### WHAT YOU WILL DO
Locate all lines with the word "Williams". Copy them.

BEGIN RECORDS

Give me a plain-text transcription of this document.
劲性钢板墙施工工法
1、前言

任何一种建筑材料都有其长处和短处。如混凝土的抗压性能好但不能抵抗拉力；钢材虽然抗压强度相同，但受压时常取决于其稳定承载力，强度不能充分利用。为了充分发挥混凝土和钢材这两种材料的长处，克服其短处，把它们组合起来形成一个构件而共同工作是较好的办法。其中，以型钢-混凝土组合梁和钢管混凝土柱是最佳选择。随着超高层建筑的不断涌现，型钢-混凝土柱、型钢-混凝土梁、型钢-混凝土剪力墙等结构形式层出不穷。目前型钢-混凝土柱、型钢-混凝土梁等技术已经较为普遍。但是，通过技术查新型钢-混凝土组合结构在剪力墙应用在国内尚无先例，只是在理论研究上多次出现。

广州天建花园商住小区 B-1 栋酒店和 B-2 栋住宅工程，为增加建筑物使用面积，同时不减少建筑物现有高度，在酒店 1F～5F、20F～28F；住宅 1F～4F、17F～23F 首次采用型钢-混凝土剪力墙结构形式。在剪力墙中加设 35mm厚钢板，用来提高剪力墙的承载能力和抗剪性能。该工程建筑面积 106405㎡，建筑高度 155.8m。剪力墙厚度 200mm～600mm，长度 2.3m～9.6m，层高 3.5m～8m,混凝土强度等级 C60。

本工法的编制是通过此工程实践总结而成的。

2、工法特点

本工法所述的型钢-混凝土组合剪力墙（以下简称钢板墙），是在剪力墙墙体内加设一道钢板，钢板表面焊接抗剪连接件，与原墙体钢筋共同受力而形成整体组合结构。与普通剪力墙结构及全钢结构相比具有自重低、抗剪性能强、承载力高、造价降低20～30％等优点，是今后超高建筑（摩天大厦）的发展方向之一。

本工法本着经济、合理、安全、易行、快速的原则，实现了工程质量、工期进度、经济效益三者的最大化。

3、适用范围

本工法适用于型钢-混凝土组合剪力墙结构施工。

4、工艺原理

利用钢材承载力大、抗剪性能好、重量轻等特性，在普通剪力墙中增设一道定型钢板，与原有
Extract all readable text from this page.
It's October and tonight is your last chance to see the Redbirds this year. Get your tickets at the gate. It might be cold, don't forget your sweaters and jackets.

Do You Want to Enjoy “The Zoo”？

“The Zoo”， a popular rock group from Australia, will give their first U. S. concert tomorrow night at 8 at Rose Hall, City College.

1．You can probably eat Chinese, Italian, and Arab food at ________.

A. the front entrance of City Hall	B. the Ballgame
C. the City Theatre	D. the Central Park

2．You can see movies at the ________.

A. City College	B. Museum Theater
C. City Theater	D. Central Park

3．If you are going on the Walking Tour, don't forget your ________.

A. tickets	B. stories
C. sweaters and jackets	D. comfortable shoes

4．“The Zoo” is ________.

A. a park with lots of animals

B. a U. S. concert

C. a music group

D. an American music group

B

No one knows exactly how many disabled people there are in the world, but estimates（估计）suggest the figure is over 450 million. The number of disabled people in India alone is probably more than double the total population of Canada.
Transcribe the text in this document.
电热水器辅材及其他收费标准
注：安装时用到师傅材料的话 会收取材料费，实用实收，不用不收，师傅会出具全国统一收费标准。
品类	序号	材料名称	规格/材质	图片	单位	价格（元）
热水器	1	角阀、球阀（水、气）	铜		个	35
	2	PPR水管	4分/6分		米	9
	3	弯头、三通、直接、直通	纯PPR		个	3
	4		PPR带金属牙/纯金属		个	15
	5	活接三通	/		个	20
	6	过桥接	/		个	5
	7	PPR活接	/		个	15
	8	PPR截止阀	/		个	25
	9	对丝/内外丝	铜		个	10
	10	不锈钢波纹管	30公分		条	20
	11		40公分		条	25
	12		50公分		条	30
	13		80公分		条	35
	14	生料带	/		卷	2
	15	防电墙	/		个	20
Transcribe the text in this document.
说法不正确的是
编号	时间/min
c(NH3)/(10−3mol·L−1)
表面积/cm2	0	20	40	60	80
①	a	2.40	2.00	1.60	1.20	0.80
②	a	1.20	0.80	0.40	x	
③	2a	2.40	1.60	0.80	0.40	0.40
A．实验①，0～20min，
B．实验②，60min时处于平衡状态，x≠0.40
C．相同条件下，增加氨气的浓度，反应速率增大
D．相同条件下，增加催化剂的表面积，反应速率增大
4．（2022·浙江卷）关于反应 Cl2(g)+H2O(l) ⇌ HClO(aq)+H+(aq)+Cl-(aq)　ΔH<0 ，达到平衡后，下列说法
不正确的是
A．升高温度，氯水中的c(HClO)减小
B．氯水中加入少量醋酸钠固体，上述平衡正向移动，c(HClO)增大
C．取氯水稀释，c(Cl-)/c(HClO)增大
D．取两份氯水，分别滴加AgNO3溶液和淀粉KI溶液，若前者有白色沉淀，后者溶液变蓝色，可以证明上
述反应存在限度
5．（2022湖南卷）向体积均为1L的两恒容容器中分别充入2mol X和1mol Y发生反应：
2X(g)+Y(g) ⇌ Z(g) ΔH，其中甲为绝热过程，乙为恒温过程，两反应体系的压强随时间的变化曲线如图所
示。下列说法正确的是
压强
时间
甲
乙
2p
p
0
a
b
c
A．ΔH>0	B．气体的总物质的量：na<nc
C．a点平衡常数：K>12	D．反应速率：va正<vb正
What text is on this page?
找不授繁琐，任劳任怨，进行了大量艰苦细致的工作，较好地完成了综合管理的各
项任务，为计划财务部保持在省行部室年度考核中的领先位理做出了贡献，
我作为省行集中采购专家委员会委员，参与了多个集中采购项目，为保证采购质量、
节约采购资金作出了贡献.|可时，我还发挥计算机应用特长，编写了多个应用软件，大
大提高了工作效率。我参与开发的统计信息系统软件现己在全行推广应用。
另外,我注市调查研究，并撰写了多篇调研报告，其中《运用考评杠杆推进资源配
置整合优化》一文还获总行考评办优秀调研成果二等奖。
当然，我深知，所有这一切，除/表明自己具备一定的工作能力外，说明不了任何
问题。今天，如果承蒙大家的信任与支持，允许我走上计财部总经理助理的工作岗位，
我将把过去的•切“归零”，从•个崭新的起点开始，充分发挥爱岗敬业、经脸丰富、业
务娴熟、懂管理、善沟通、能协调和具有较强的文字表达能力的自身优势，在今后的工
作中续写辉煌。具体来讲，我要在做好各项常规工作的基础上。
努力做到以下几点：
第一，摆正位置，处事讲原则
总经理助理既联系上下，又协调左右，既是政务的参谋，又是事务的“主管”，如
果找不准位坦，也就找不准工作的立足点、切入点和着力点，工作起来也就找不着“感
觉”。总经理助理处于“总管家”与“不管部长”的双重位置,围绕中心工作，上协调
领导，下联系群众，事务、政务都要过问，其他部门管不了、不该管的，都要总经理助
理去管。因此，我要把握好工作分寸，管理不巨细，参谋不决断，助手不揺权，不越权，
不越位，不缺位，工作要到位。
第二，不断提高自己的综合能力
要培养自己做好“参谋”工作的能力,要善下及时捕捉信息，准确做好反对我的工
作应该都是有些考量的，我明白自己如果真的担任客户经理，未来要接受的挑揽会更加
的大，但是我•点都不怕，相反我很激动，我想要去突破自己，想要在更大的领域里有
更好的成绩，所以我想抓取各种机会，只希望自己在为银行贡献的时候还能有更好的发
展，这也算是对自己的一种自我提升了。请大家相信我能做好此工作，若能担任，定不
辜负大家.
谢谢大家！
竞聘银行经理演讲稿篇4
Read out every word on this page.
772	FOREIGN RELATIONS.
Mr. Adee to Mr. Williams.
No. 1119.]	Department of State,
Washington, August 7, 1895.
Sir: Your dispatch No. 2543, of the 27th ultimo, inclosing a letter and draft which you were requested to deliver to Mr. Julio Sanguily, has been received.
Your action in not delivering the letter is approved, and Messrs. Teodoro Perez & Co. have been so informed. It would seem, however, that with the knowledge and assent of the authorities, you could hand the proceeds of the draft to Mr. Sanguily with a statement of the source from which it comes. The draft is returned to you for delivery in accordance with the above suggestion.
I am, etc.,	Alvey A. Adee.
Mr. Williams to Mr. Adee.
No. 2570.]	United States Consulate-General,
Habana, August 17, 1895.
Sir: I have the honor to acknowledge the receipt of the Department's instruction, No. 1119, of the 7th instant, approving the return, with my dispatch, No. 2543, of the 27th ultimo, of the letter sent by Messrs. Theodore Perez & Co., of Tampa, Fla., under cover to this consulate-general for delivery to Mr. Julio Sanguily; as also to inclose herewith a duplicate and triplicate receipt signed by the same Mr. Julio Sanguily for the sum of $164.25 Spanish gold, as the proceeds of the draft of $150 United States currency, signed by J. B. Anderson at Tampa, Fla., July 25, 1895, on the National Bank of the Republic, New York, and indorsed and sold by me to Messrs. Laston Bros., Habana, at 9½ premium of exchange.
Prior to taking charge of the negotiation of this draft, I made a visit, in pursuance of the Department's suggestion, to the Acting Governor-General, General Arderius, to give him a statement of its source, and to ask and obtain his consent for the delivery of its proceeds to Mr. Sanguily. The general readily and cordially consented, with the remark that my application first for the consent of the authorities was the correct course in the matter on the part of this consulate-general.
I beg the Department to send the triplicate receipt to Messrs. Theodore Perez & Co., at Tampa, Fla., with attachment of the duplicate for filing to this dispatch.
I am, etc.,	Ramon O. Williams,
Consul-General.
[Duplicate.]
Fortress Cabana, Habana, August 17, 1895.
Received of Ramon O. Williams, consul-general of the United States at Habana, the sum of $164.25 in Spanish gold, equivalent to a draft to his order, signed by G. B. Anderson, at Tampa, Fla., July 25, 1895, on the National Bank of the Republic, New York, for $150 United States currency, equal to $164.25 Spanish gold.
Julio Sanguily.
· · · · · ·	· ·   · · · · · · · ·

END RECORDS

### ANSWER BELOW
Mr. Adee to Mr. Williams.
Mr. Williams to Mr. Adee.
I am, etc.,	Ramon O. Williams,
Received of Ramon O. Williams, consul-general of the United States at Habana, the sum of $164.25 in Spanish gold, equivalent to a draft to his order, signed by G. B. Anderson, at Tampa, Fla., July 25, 1895, on the National Bank of the Republic, New York, for $150 United States currency, equal to $164.25 Spanish gold.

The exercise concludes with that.